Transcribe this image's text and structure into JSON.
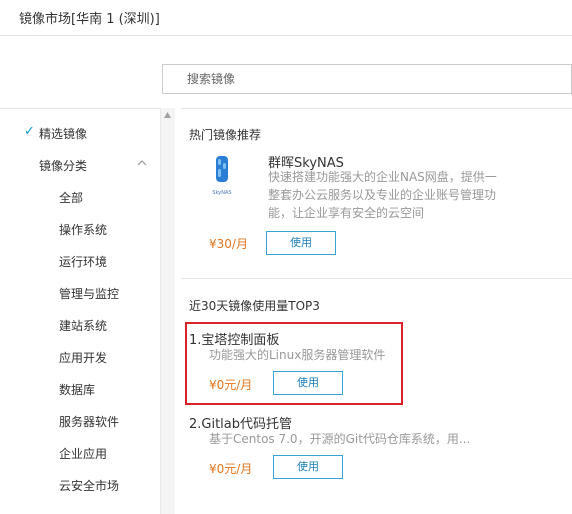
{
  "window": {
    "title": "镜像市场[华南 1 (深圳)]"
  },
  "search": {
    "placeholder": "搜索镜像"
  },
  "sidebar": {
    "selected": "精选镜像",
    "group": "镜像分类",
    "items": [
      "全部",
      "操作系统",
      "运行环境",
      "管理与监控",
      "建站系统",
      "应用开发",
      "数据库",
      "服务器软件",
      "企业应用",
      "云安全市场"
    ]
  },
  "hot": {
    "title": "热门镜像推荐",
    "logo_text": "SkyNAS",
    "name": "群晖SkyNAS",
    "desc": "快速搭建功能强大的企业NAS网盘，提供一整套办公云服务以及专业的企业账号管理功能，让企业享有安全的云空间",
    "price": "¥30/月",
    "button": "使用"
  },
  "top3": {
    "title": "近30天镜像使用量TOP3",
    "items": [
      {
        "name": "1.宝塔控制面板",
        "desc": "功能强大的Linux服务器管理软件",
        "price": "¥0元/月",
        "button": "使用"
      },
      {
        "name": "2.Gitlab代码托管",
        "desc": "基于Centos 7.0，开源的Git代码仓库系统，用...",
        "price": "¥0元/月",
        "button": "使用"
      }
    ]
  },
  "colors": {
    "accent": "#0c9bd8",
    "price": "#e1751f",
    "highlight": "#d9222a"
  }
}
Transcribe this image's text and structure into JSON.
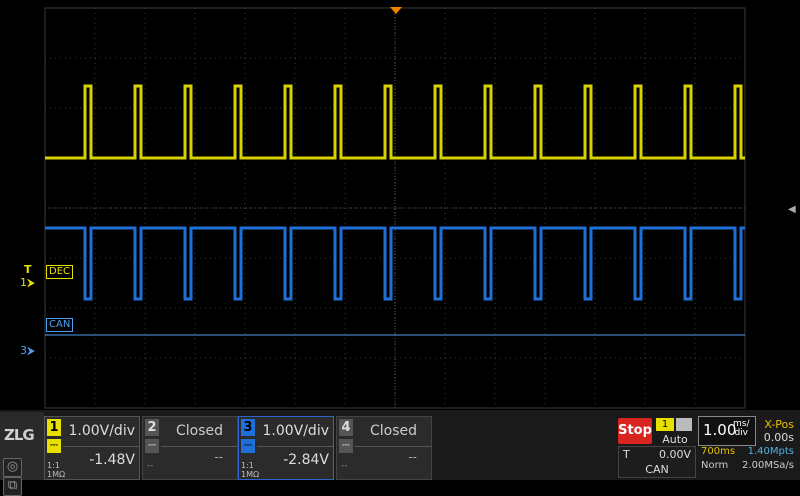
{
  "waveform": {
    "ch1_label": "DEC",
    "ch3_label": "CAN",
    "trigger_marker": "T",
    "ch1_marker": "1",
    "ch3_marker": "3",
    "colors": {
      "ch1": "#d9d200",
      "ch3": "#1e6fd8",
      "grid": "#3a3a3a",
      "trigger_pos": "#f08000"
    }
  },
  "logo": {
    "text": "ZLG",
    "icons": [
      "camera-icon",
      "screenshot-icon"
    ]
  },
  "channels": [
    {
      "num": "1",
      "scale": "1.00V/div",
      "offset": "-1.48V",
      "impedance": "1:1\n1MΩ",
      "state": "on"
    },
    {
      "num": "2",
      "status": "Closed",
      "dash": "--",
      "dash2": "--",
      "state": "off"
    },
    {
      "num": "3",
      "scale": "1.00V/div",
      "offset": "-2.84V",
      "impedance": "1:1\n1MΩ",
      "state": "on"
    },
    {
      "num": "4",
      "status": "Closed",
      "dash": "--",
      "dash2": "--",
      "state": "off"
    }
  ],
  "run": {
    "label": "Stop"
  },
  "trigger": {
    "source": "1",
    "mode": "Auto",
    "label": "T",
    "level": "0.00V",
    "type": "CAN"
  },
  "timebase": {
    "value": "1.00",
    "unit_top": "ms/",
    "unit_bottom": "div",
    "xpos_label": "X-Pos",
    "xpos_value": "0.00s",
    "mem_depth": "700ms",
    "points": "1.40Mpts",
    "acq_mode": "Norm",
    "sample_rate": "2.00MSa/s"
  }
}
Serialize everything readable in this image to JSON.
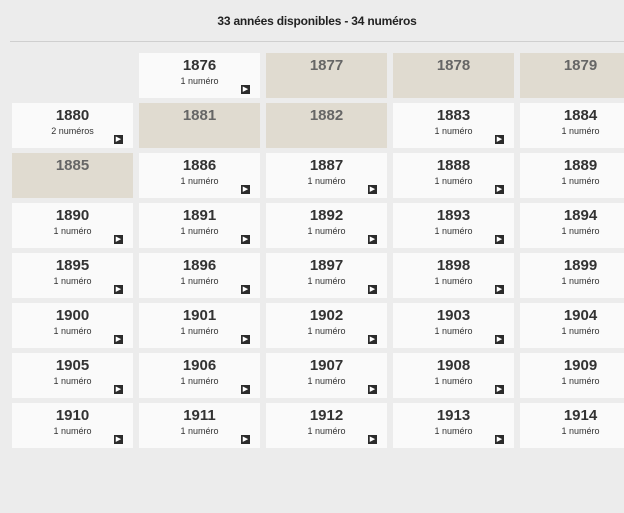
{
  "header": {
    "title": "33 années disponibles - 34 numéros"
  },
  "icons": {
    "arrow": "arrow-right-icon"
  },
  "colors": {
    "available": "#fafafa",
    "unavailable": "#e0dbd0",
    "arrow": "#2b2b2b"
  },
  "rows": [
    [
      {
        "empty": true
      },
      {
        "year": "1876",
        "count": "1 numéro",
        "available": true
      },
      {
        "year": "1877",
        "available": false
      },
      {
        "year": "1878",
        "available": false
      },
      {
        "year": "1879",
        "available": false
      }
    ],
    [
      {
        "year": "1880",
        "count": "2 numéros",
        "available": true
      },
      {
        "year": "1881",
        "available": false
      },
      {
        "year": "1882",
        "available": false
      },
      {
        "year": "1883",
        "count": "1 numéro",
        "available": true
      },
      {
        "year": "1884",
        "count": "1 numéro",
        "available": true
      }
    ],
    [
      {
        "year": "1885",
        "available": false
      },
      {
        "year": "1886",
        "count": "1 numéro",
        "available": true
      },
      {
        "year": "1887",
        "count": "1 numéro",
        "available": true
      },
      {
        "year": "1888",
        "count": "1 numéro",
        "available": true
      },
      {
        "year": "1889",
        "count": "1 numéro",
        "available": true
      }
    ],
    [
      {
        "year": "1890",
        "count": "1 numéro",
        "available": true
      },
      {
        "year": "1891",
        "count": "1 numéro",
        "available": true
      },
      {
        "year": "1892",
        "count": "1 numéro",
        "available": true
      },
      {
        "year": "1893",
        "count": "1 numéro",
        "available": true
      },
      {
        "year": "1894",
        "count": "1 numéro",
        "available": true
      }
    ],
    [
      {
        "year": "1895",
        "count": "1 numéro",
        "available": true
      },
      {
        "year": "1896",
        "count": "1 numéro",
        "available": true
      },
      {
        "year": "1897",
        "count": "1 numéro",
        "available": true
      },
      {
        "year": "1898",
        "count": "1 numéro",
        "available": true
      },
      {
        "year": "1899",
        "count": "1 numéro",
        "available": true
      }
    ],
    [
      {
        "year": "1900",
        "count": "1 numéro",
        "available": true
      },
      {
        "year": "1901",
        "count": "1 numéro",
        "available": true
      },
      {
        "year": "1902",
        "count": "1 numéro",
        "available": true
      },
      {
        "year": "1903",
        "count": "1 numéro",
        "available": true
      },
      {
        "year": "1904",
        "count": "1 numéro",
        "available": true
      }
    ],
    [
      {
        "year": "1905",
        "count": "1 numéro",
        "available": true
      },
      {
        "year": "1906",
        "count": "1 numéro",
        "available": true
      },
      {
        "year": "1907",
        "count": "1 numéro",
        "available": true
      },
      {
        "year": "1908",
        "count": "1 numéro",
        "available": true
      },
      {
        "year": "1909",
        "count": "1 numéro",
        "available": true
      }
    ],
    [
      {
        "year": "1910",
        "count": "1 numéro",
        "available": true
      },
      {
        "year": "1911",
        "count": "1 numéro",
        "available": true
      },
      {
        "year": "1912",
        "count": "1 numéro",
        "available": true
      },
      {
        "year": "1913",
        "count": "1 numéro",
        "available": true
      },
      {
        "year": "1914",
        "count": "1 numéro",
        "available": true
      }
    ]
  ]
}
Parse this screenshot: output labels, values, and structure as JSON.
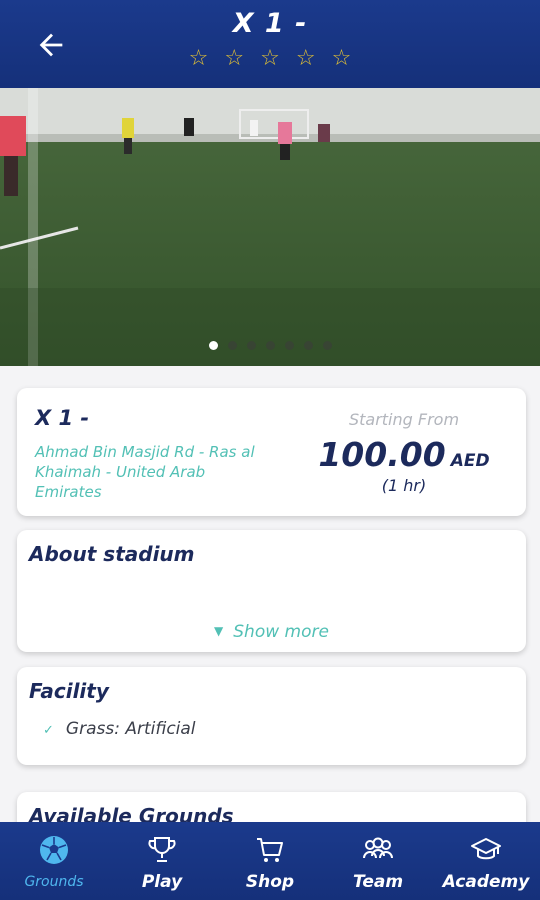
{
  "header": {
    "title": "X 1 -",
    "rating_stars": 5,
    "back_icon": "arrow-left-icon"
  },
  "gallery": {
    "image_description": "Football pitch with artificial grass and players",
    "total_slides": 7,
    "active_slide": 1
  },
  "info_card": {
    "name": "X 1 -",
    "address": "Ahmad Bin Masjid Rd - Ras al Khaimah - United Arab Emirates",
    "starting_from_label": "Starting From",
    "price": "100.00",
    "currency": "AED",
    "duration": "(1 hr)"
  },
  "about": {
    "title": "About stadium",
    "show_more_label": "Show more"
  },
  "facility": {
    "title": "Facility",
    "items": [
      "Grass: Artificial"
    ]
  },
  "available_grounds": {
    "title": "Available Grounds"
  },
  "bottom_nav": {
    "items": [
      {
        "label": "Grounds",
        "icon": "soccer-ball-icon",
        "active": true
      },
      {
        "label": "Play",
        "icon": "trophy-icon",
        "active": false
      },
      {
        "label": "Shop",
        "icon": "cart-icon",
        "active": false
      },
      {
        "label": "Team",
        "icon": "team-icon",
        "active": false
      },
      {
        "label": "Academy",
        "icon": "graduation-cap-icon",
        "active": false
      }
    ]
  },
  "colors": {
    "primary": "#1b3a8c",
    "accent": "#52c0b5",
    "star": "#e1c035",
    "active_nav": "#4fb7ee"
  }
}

---*---

▸ **DIRECTION**
Show every line from the entries above in which "title" appears.

▸ **EXPECTED ANSWER**
    "title": "镜像市场[华南 1 (深圳)]"
    "title": "热门镜像推荐",
    "title": "近30天镜像使用量TOP3",
    "title": "33 années disponibles - 34 numéros"
    "title": "X 1 -",
    "title": "About stadium",
    "title": "Facility",
    "title": "Available Grounds"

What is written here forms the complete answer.